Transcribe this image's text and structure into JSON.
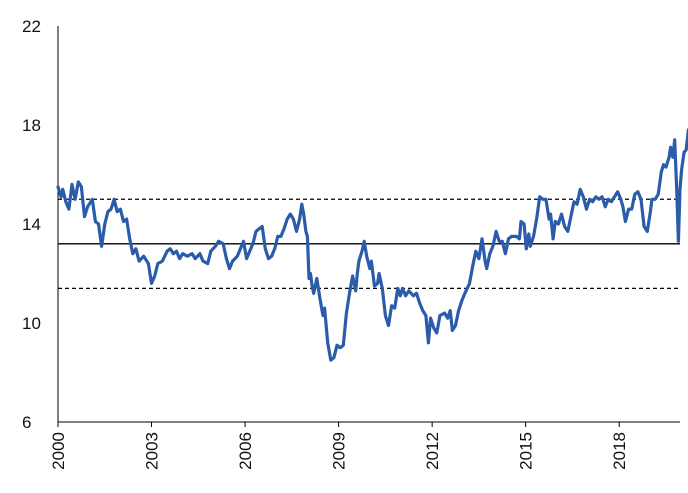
{
  "colors": {
    "series": "#2a5caa",
    "axis": "#000000",
    "reference": "#000000"
  },
  "chart_data": {
    "type": "line",
    "title": "",
    "xlabel": "",
    "ylabel": "",
    "ylim": [
      6,
      22
    ],
    "xlim": [
      2000.0,
      2019.95
    ],
    "yticks": [
      6,
      10,
      14,
      18,
      22
    ],
    "xticks": [
      {
        "value": 2000,
        "label": "2000"
      },
      {
        "value": 2003,
        "label": "2003"
      },
      {
        "value": 2006,
        "label": "2006"
      },
      {
        "value": 2009,
        "label": "2009"
      },
      {
        "value": 2012,
        "label": "2012"
      },
      {
        "value": 2015,
        "label": "2015"
      },
      {
        "value": 2018,
        "label": "2018"
      }
    ],
    "reference_lines": [
      {
        "y": 13.2,
        "style": "solid"
      },
      {
        "y": 15.0,
        "style": "dashed"
      },
      {
        "y": 11.4,
        "style": "dashed"
      }
    ],
    "grid": false,
    "series": [
      {
        "points": [
          [
            2000.0,
            15.5
          ],
          [
            2000.1,
            15.1
          ],
          [
            2000.15,
            15.4
          ],
          [
            2000.25,
            14.9
          ],
          [
            2000.35,
            14.6
          ],
          [
            2000.45,
            15.6
          ],
          [
            2000.55,
            15.0
          ],
          [
            2000.65,
            15.7
          ],
          [
            2000.75,
            15.5
          ],
          [
            2000.85,
            14.3
          ],
          [
            2000.95,
            14.7
          ],
          [
            2001.1,
            15.0
          ],
          [
            2001.2,
            14.1
          ],
          [
            2001.3,
            14.0
          ],
          [
            2001.4,
            13.1
          ],
          [
            2001.5,
            14.0
          ],
          [
            2001.6,
            14.5
          ],
          [
            2001.7,
            14.6
          ],
          [
            2001.8,
            15.0
          ],
          [
            2001.9,
            14.5
          ],
          [
            2002.0,
            14.6
          ],
          [
            2002.1,
            14.1
          ],
          [
            2002.2,
            14.2
          ],
          [
            2002.3,
            13.4
          ],
          [
            2002.4,
            12.8
          ],
          [
            2002.5,
            13.0
          ],
          [
            2002.6,
            12.5
          ],
          [
            2002.75,
            12.7
          ],
          [
            2002.9,
            12.4
          ],
          [
            2003.0,
            11.6
          ],
          [
            2003.1,
            11.9
          ],
          [
            2003.2,
            12.4
          ],
          [
            2003.35,
            12.5
          ],
          [
            2003.5,
            12.9
          ],
          [
            2003.6,
            13.0
          ],
          [
            2003.7,
            12.8
          ],
          [
            2003.8,
            12.9
          ],
          [
            2003.9,
            12.6
          ],
          [
            2004.0,
            12.8
          ],
          [
            2004.15,
            12.7
          ],
          [
            2004.3,
            12.8
          ],
          [
            2004.4,
            12.6
          ],
          [
            2004.55,
            12.8
          ],
          [
            2004.65,
            12.5
          ],
          [
            2004.8,
            12.4
          ],
          [
            2004.9,
            12.9
          ],
          [
            2005.05,
            13.1
          ],
          [
            2005.15,
            13.3
          ],
          [
            2005.3,
            13.2
          ],
          [
            2005.4,
            12.6
          ],
          [
            2005.5,
            12.2
          ],
          [
            2005.6,
            12.5
          ],
          [
            2005.75,
            12.7
          ],
          [
            2005.85,
            13.0
          ],
          [
            2005.95,
            13.3
          ],
          [
            2006.05,
            12.6
          ],
          [
            2006.15,
            12.9
          ],
          [
            2006.25,
            13.2
          ],
          [
            2006.35,
            13.7
          ],
          [
            2006.45,
            13.8
          ],
          [
            2006.55,
            13.9
          ],
          [
            2006.65,
            13.0
          ],
          [
            2006.75,
            12.6
          ],
          [
            2006.85,
            12.7
          ],
          [
            2006.95,
            13.0
          ],
          [
            2007.05,
            13.5
          ],
          [
            2007.15,
            13.5
          ],
          [
            2007.25,
            13.8
          ],
          [
            2007.35,
            14.2
          ],
          [
            2007.45,
            14.4
          ],
          [
            2007.55,
            14.2
          ],
          [
            2007.65,
            13.7
          ],
          [
            2007.75,
            14.2
          ],
          [
            2007.82,
            14.8
          ],
          [
            2007.88,
            14.4
          ],
          [
            2007.95,
            13.7
          ],
          [
            2008.0,
            13.5
          ],
          [
            2008.05,
            11.8
          ],
          [
            2008.1,
            12.0
          ],
          [
            2008.15,
            11.5
          ],
          [
            2008.2,
            11.2
          ],
          [
            2008.3,
            11.8
          ],
          [
            2008.4,
            11.0
          ],
          [
            2008.5,
            10.3
          ],
          [
            2008.55,
            10.6
          ],
          [
            2008.65,
            9.2
          ],
          [
            2008.75,
            8.5
          ],
          [
            2008.85,
            8.6
          ],
          [
            2008.95,
            9.1
          ],
          [
            2009.05,
            9.0
          ],
          [
            2009.15,
            9.1
          ],
          [
            2009.25,
            10.4
          ],
          [
            2009.35,
            11.2
          ],
          [
            2009.45,
            11.9
          ],
          [
            2009.55,
            11.3
          ],
          [
            2009.6,
            12.0
          ],
          [
            2009.65,
            12.5
          ],
          [
            2009.75,
            12.9
          ],
          [
            2009.82,
            13.3
          ],
          [
            2009.9,
            12.7
          ],
          [
            2010.0,
            12.2
          ],
          [
            2010.05,
            12.5
          ],
          [
            2010.15,
            11.5
          ],
          [
            2010.25,
            11.6
          ],
          [
            2010.3,
            12.0
          ],
          [
            2010.4,
            11.4
          ],
          [
            2010.5,
            10.3
          ],
          [
            2010.6,
            9.9
          ],
          [
            2010.7,
            10.7
          ],
          [
            2010.8,
            10.6
          ],
          [
            2010.9,
            11.4
          ],
          [
            2010.98,
            11.1
          ],
          [
            2011.05,
            11.4
          ],
          [
            2011.15,
            11.1
          ],
          [
            2011.25,
            11.3
          ],
          [
            2011.4,
            11.1
          ],
          [
            2011.5,
            11.2
          ],
          [
            2011.6,
            10.8
          ],
          [
            2011.7,
            10.5
          ],
          [
            2011.8,
            10.3
          ],
          [
            2011.88,
            9.2
          ],
          [
            2011.95,
            10.2
          ],
          [
            2012.05,
            9.8
          ],
          [
            2012.15,
            9.6
          ],
          [
            2012.25,
            10.3
          ],
          [
            2012.4,
            10.4
          ],
          [
            2012.5,
            10.2
          ],
          [
            2012.58,
            10.5
          ],
          [
            2012.65,
            9.7
          ],
          [
            2012.75,
            9.9
          ],
          [
            2012.85,
            10.5
          ],
          [
            2012.95,
            10.9
          ],
          [
            2013.05,
            11.2
          ],
          [
            2013.2,
            11.6
          ],
          [
            2013.3,
            12.3
          ],
          [
            2013.4,
            12.9
          ],
          [
            2013.5,
            12.6
          ],
          [
            2013.6,
            13.4
          ],
          [
            2013.7,
            12.5
          ],
          [
            2013.75,
            12.2
          ],
          [
            2013.85,
            12.8
          ],
          [
            2013.95,
            13.1
          ],
          [
            2014.05,
            13.7
          ],
          [
            2014.15,
            13.3
          ],
          [
            2014.25,
            13.3
          ],
          [
            2014.35,
            12.8
          ],
          [
            2014.45,
            13.4
          ],
          [
            2014.55,
            13.5
          ],
          [
            2014.7,
            13.5
          ],
          [
            2014.8,
            13.4
          ],
          [
            2014.85,
            14.1
          ],
          [
            2014.95,
            14.0
          ],
          [
            2015.02,
            13.0
          ],
          [
            2015.1,
            13.6
          ],
          [
            2015.15,
            13.1
          ],
          [
            2015.25,
            13.5
          ],
          [
            2015.35,
            14.2
          ],
          [
            2015.45,
            15.1
          ],
          [
            2015.55,
            15.0
          ],
          [
            2015.65,
            15.0
          ],
          [
            2015.75,
            14.2
          ],
          [
            2015.8,
            14.4
          ],
          [
            2015.88,
            13.4
          ],
          [
            2015.95,
            14.1
          ],
          [
            2016.05,
            14.0
          ],
          [
            2016.15,
            14.4
          ],
          [
            2016.25,
            13.9
          ],
          [
            2016.35,
            13.7
          ],
          [
            2016.45,
            14.3
          ],
          [
            2016.55,
            14.9
          ],
          [
            2016.65,
            14.8
          ],
          [
            2016.75,
            15.4
          ],
          [
            2016.85,
            15.1
          ],
          [
            2016.95,
            14.6
          ],
          [
            2017.05,
            15.0
          ],
          [
            2017.15,
            14.9
          ],
          [
            2017.25,
            15.1
          ],
          [
            2017.35,
            15.0
          ],
          [
            2017.45,
            15.1
          ],
          [
            2017.55,
            14.7
          ],
          [
            2017.65,
            15.0
          ],
          [
            2017.75,
            14.9
          ],
          [
            2017.85,
            15.1
          ],
          [
            2017.95,
            15.3
          ],
          [
            2018.05,
            15.0
          ],
          [
            2018.12,
            14.7
          ],
          [
            2018.2,
            14.1
          ],
          [
            2018.3,
            14.6
          ],
          [
            2018.4,
            14.6
          ],
          [
            2018.5,
            15.2
          ],
          [
            2018.6,
            15.3
          ],
          [
            2018.7,
            15.0
          ],
          [
            2018.8,
            13.9
          ],
          [
            2018.9,
            13.7
          ],
          [
            2019.0,
            14.5
          ],
          [
            2019.05,
            15.0
          ],
          [
            2019.15,
            15.0
          ],
          [
            2019.25,
            15.2
          ],
          [
            2019.35,
            16.1
          ],
          [
            2019.42,
            16.4
          ],
          [
            2019.5,
            16.3
          ],
          [
            2019.6,
            16.7
          ],
          [
            2019.65,
            17.1
          ],
          [
            2019.72,
            16.7
          ],
          [
            2019.78,
            17.4
          ],
          [
            2019.85,
            15.2
          ],
          [
            2019.9,
            13.3
          ],
          [
            2019.95,
            15.4
          ],
          [
            2020.0,
            16.2
          ],
          [
            2020.08,
            16.9
          ],
          [
            2020.15,
            17.0
          ],
          [
            2020.22,
            17.8
          ]
        ]
      }
    ]
  }
}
○ ○ ○
Find each line holding "value". Copy it out.

        "value": 2000,
        "value": 2003,
        "value": 2006,
        "value": 2009,
        "value": 2012,
        "value": 2015,
        "value": 2018,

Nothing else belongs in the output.